La estructura desnuda y en ruinas de la iglesia greco-ordotoxa de Quneitra, uno de los pocos edificios que quedaron en pie en la ciudad del Golán destruida en 1967 por los ocupantes israelíes antes de su retirada <BR>[© Massimo Quattrucci]

La estructura desnuda y en ruinas de la iglesia greco-ordotoxa de Quneitra, uno de los pocos edificios que quedaron en pie en la ciudad del Golán destruida en 1967 por los ocupantes israelíes antes de su retirada
[© Massimo Quattrucci]

El sueño de Homs
Y sin embargo no hay más que alejarse del Golán para darse cuenta de que el encanto se ha roto. Las fórmulas mágicas que querían petrificar a Siria en el gueto de los Estados-canalla ya no funcionan. Desde Damasco a Aleppo, desde el mar hasta las llanuras del Éufrates, todo habla de un país consciente de su gran historia, habitado por un pueblo joven que se está colocando en la posición de salida, impaciente por comenzar la carrera hacia el futuro.
Los primeros diez años en el poder del “joven” Assad se interpretan en el país como una progresiva salida del aislamiento y de la marginalidad internacional, una fase de tránsito en la que se han sentado las bases para un inminente “renacimiento” sirio. Los líderes políticos quieren liberarse paulatinamente de ciertas rigideces antishistóricas de corte soviético. Y se mueven con nueva fuerza por escenarios geopolíticos, refuerzan las alianzas tradicionales mientras buscan amplios acuerdos con todos los otros sujetos geopolíticos regionales, en una especie de frente común de autodefensa de los riesgos de “contagio” iraquí. Siria intensifica las relaciones con Irán (que está construyendo en el centro de Damasco un inmenso centro cultural) sin renegar de los lazos tradicionales con el otro gran polo regional representado por Arabia Saudí; relanza sobre nuevas bases las relaciones con Líbano del presidente Michel Suleiman y del primer ministro Saad Hariri, con el objetivo de archivar una larga y controvertida época de tensiones y venenos; mantiene canales de diálogo con Hezbolá y con los grupos divididos del poder palestino, incluida Hamás; y sobre todo refuerza el inédito eje con la Turquía de Erdogan, inaugurado por el acuerdo de libre intercambio siro-turco de 2004 que se desarrolló con la apertura de las fronteras entre los dos países y con la firma de decenas de acuerdos de naturaleza económica.
Los primeros en llegar fueron los chinos y los iraníes. Burlando el embargo americano comenzaron a producir máquinas para los países árabes. En la fábrica de la empresa Hmisho, técnicos chinos y trabajadores sirios trabajan codo con codo, produciendo mini suvs de siete mil euros. En el área residencial de esta “nueva” Homs, industrial y tecnológica, el plan regulador prevé bancos y hoteles, escuelas y centros deportivos, hospitales y centros comerciales. Junto a las mezquitas, se construirán también iglesias. En un país así, sin tener que emigrar para buscar trabajo, paz y una vida mejor, podrán seguir sintiéndose en casa también los cristianos, si Dios quiere.

Consigna: Extrae literalmente del texto sobre Siria el pasaje que comienza en las palabras "Los primeros en" y termina después de "si Dios quiere.".

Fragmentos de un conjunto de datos
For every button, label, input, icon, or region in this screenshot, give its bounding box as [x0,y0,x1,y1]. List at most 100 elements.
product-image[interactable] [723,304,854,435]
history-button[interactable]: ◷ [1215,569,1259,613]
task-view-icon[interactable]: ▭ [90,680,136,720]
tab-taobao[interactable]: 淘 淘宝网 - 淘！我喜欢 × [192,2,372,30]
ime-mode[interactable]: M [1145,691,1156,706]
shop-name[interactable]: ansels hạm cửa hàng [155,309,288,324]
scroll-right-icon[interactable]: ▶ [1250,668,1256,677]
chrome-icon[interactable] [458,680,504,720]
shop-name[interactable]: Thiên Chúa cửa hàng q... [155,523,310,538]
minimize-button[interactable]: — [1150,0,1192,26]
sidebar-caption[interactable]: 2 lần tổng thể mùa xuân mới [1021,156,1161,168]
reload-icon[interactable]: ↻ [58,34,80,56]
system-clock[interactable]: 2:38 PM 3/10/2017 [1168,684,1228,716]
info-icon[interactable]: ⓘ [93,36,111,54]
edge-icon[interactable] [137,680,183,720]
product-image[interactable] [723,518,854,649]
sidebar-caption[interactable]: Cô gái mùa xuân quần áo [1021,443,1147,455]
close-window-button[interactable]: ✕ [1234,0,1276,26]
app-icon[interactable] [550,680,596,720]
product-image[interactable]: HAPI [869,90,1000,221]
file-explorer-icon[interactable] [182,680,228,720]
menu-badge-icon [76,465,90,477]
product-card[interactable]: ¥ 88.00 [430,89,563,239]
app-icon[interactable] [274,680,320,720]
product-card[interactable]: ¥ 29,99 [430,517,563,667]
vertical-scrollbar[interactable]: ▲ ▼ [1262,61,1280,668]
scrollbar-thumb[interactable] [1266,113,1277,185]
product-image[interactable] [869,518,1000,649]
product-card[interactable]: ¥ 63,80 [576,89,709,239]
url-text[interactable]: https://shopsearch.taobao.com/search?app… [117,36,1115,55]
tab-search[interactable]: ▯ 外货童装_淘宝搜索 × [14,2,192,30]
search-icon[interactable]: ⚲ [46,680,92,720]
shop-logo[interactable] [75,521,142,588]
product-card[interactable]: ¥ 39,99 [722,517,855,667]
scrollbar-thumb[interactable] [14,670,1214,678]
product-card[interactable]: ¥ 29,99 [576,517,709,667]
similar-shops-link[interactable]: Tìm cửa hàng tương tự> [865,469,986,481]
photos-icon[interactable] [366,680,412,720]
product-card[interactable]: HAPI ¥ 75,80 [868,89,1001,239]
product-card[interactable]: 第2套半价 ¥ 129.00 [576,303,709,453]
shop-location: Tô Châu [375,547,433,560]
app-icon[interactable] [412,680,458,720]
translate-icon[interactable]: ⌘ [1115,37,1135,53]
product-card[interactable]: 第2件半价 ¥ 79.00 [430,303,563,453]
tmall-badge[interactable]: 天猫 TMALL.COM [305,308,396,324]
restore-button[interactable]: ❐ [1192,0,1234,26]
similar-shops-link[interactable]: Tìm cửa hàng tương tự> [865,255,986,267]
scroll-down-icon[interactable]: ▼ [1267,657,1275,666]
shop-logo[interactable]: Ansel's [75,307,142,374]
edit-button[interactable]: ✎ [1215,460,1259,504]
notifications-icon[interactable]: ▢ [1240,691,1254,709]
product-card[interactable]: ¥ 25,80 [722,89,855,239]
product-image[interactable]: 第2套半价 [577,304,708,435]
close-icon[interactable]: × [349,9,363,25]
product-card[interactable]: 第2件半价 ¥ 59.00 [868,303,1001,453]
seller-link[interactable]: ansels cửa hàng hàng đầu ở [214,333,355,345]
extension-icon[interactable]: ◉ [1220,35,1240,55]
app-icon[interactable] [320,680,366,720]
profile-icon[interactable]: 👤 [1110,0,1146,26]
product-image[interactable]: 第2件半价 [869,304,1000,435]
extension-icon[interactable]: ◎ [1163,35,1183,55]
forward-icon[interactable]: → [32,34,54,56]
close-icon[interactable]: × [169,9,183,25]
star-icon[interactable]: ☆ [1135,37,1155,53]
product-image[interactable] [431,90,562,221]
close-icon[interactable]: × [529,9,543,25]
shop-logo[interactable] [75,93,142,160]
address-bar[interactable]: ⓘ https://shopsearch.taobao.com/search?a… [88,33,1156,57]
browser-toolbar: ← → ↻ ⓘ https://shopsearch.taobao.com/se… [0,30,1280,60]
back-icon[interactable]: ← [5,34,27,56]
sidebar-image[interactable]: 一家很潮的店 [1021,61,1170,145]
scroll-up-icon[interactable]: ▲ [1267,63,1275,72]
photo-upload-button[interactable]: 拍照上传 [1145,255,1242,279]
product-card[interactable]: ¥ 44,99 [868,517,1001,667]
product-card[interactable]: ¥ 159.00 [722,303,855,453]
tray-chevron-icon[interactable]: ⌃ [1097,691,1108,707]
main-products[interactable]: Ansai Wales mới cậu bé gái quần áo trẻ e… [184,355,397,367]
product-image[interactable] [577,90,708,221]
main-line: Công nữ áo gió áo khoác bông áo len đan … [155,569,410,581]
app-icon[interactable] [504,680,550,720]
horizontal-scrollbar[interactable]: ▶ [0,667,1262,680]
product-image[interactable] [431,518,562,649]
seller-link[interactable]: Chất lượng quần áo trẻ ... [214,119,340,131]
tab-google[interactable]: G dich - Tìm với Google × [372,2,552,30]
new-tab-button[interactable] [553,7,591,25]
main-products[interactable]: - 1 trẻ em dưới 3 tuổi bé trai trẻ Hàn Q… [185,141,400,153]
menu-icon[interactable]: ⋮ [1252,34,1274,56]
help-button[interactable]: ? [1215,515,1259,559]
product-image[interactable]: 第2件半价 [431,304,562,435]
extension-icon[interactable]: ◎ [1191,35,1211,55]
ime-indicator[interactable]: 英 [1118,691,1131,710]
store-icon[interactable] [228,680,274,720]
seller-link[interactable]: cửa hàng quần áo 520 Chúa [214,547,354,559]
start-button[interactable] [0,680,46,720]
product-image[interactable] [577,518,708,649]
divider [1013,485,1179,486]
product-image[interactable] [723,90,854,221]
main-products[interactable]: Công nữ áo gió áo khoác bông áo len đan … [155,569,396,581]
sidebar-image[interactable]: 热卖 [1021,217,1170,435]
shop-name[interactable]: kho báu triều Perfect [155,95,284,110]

Respuesta:
Los primeros en llegar fueron los chinos y los iraníes. Burlando el embargo americano comenzaron a producir máquinas para los países árabes. En la fábrica de la empresa Hmisho, técnicos chinos y trabajadores sirios trabajan codo con codo, produciendo mini suvs de siete mil euros. En el área residencial de esta “nueva” Homs, industrial y tecnológica, el plan regulador prevé bancos y hoteles, escuelas y centros deportivos, hospitales y centros comerciales. Junto a las mezquitas, se construirán también iglesias. En un país así, sin tener que emigrar para buscar trabajo, paz y una vida mejor, podrán seguir sintiéndose en casa también los cristianos, si Dios quiere.